Data for processing:
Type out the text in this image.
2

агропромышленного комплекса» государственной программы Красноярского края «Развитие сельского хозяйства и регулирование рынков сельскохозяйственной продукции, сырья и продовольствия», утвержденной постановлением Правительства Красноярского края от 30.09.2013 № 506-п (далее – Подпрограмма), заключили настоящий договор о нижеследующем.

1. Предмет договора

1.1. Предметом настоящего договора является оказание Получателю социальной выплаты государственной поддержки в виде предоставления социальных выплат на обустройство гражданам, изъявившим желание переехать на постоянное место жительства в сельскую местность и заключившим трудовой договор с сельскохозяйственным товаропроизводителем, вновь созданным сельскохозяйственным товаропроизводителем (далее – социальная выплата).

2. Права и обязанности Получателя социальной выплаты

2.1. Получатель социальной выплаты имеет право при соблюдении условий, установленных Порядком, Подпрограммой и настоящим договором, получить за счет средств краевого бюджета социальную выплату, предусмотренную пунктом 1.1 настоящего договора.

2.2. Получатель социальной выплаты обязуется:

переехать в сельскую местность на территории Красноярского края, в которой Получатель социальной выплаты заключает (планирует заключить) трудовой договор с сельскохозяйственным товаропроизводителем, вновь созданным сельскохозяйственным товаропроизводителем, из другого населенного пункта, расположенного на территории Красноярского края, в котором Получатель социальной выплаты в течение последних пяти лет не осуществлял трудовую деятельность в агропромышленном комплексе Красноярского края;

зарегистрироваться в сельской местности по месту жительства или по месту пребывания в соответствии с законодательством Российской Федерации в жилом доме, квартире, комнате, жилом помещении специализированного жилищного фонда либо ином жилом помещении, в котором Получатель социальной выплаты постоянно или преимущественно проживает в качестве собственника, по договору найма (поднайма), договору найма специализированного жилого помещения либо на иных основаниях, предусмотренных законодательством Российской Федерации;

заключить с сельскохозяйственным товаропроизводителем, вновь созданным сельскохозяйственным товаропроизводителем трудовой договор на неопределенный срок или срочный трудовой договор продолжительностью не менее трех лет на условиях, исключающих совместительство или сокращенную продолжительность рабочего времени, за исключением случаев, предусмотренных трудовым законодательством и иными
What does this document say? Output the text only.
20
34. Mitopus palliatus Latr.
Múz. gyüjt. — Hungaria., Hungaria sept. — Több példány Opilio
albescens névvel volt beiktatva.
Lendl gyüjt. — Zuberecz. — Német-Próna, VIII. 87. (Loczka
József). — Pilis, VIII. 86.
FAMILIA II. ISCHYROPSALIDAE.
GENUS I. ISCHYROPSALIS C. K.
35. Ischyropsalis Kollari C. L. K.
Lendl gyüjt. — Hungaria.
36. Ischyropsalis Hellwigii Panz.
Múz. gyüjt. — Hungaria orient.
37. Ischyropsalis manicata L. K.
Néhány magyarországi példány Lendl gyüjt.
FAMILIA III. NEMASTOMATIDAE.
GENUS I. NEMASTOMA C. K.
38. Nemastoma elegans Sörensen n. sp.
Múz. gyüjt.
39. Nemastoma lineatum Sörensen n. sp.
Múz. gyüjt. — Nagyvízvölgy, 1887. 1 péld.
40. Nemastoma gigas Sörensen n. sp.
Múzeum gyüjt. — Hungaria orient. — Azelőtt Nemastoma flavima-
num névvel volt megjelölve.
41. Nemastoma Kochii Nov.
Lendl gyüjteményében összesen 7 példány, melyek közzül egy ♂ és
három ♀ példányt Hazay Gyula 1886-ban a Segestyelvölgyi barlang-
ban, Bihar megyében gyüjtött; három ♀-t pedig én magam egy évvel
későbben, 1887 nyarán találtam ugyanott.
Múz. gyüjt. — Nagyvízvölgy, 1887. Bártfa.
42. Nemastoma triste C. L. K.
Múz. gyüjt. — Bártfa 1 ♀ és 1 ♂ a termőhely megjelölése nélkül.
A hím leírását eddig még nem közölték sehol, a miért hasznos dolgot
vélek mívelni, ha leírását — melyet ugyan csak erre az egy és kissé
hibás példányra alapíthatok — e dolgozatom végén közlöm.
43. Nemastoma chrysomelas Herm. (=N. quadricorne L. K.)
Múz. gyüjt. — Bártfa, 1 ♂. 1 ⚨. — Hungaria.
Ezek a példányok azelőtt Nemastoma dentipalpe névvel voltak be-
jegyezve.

What to work on:
Make an exact copy of the records.

Complete response:
Type out the text in this image.
2

агропромышленного комплекса» государственной программы Красноярского края «Развитие сельского хозяйства и регулирование рынков сельскохозяйственной продукции, сырья и продовольствия», утвержденной постановлением Правительства Красноярского края от 30.09.2013 № 506-п (далее – Подпрограмма), заключили настоящий договор о нижеследующем.

1. Предмет договора

1.1. Предметом настоящего договора является оказание Получателю социальной выплаты государственной поддержки в виде предоставления социальных выплат на обустройство гражданам, изъявившим желание переехать на постоянное место жительства в сельскую местность и заключившим трудовой договор с сельскохозяйственным товаропроизводителем, вновь созданным сельскохозяйственным товаропроизводителем (далее – социальная выплата).

2. Права и обязанности Получателя социальной выплаты

2.1. Получатель социальной выплаты имеет право при соблюдении условий, установленных Порядком, Подпрограммой и настоящим договором, получить за счет средств краевого бюджета социальную выплату, предусмотренную пунктом 1.1 настоящего договора.

2.2. Получатель социальной выплаты обязуется:

переехать в сельскую местность на территории Красноярского края, в которой Получатель социальной выплаты заключает (планирует заключить) трудовой договор с сельскохозяйственным товаропроизводителем, вновь созданным сельскохозяйственным товаропроизводителем, из другого населенного пункта, расположенного на территории Красноярского края, в котором Получатель социальной выплаты в течение последних пяти лет не осуществлял трудовую деятельность в агропромышленном комплексе Красноярского края;

зарегистрироваться в сельской местности по месту жительства или по месту пребывания в соответствии с законодательством Российской Федерации в жилом доме, квартире, комнате, жилом помещении специализированного жилищного фонда либо ином жилом помещении, в котором Получатель социальной выплаты постоянно или преимущественно проживает в качестве собственника, по договору найма (поднайма), договору найма специализированного жилого помещения либо на иных основаниях, предусмотренных законодательством Российской Федерации;

заключить с сельскохозяйственным товаропроизводителем, вновь созданным сельскохозяйственным товаропроизводителем трудовой договор на неопределенный срок или срочный трудовой договор продолжительностью не менее трех лет на условиях, исключающих совместительство или сокращенную продолжительность рабочего времени, за исключением случаев, предусмотренных трудовым законодательством и иными
What does this document say? Output the text only.
20
34. Mitopus palliatus Latr.
Múz. gyüjt. — Hungaria., Hungaria sept. — Több példány Opilio
albescens névvel volt beiktatva.
Lendl gyüjt. — Zuberecz. — Német-Próna, VIII. 87. (Loczka
József). — Pilis, VIII. 86.
FAMILIA II. ISCHYROPSALIDAE.
GENUS I. ISCHYROPSALIS C. K.
35. Ischyropsalis Kollari C. L. K.
Lendl gyüjt. — Hungaria.
36. Ischyropsalis Hellwigii Panz.
Múz. gyüjt. — Hungaria orient.
37. Ischyropsalis manicata L. K.
Néhány magyarországi példány Lendl gyüjt.
FAMILIA III. NEMASTOMATIDAE.
GENUS I. NEMASTOMA C. K.
38. Nemastoma elegans Sörensen n. sp.
Múz. gyüjt.
39. Nemastoma lineatum Sörensen n. sp.
Múz. gyüjt. — Nagyvízvölgy, 1887. 1 péld.
40. Nemastoma gigas Sörensen n. sp.
Múzeum gyüjt. — Hungaria orient. — Azelőtt Nemastoma flavima-
num névvel volt megjelölve.
41. Nemastoma Kochii Nov.
Lendl gyüjteményében összesen 7 példány, melyek közzül egy ♂ és
három ♀ példányt Hazay Gyula 1886-ban a Segestyelvölgyi barlang-
ban, Bihar megyében gyüjtött; három ♀-t pedig én magam egy évvel
későbben, 1887 nyarán találtam ugyanott.
Múz. gyüjt. — Nagyvízvölgy, 1887. Bártfa.
42. Nemastoma triste C. L. K.
Múz. gyüjt. — Bártfa 1 ♀ és 1 ♂ a termőhely megjelölése nélkül.
A hím leírását eddig még nem közölték sehol, a miért hasznos dolgot
vélek mívelni, ha leírását — melyet ugyan csak erre az egy és kissé
hibás példányra alapíthatok — e dolgozatom végén közlöm.
43. Nemastoma chrysomelas Herm. (=N. quadricorne L. K.)
Múz. gyüjt. — Bártfa, 1 ♂. 1 ⚨. — Hungaria.
Ezek a példányok azelőtt Nemastoma dentipalpe névvel voltak be-
jegyezve.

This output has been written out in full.